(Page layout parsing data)
=== Section Start ===

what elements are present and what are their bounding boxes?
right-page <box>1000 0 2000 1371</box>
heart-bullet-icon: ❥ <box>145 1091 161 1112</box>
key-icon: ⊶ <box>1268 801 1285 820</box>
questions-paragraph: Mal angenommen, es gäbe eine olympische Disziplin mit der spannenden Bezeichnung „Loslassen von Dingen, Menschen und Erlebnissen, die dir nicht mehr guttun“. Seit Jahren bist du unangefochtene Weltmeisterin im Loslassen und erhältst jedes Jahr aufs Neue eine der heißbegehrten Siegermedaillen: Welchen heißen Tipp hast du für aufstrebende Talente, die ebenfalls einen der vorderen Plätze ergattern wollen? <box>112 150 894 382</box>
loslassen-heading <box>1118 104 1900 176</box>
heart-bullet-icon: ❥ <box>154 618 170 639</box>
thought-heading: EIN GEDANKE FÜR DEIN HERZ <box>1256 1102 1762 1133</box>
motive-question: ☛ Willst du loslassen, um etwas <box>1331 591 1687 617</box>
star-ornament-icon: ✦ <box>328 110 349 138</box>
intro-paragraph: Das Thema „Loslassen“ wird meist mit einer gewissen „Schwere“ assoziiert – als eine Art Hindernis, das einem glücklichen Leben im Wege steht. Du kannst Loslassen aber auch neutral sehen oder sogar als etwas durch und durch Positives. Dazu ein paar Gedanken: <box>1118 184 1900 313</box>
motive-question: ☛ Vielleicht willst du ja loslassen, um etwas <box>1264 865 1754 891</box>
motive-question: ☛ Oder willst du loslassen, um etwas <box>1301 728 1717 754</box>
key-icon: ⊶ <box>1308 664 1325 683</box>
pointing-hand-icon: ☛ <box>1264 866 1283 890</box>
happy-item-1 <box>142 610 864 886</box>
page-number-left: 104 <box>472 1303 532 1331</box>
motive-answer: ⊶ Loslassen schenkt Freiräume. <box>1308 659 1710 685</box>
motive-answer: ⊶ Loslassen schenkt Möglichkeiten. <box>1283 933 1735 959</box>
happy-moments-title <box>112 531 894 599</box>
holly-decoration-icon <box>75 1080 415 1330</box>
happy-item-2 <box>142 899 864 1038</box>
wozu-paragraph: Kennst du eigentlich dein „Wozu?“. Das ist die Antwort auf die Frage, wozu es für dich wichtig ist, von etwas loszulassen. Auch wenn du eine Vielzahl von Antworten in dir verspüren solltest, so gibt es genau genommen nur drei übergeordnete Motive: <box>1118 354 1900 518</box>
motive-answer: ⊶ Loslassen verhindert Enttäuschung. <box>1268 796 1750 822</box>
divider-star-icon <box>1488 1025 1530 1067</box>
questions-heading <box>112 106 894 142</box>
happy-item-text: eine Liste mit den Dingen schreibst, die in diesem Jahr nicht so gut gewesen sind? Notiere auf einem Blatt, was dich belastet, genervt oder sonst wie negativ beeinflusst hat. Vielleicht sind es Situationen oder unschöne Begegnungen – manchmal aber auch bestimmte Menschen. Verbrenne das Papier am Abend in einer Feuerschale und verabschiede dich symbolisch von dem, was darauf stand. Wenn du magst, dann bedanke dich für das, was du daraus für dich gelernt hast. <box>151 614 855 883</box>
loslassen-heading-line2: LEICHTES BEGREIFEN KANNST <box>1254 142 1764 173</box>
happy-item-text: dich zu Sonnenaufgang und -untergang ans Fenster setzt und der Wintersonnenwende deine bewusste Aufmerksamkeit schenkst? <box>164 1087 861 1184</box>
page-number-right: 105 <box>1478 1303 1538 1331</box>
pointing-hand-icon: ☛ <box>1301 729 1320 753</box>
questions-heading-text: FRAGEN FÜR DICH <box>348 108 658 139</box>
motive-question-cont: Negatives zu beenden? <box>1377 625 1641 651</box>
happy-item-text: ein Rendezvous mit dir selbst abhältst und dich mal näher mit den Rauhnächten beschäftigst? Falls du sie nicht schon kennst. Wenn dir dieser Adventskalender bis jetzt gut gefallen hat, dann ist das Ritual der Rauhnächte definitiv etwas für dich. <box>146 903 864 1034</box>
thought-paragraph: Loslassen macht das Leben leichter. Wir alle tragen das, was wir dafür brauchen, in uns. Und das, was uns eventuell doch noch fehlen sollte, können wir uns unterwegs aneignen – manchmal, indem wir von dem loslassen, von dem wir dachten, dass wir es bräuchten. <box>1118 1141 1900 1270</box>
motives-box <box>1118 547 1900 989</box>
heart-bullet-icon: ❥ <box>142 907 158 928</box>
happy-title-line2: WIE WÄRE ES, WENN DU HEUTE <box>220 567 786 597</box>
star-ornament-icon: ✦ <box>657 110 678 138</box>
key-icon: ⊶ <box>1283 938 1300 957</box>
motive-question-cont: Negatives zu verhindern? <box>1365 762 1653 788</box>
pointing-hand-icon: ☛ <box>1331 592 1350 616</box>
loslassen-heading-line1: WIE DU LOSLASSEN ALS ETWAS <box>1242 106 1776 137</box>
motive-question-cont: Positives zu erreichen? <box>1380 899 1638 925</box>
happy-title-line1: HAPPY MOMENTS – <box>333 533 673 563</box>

=== Section End ===

**Task requirements**:
In the records above, locate each line with the word "heading". Copy all such lines.

**Solved exercise**:
loslassen-heading <box>1118 104 1900 176</box>
thought-heading: EIN GEDANKE FÜR DEIN HERZ <box>1256 1102 1762 1133</box>
questions-heading <box>112 106 894 142</box>
loslassen-heading-line2: LEICHTES BEGREIFEN KANNST <box>1254 142 1764 173</box>
questions-heading-text: FRAGEN FÜR DICH <box>348 108 658 139</box>
loslassen-heading-line1: WIE DU LOSLASSEN ALS ETWAS <box>1242 106 1776 137</box>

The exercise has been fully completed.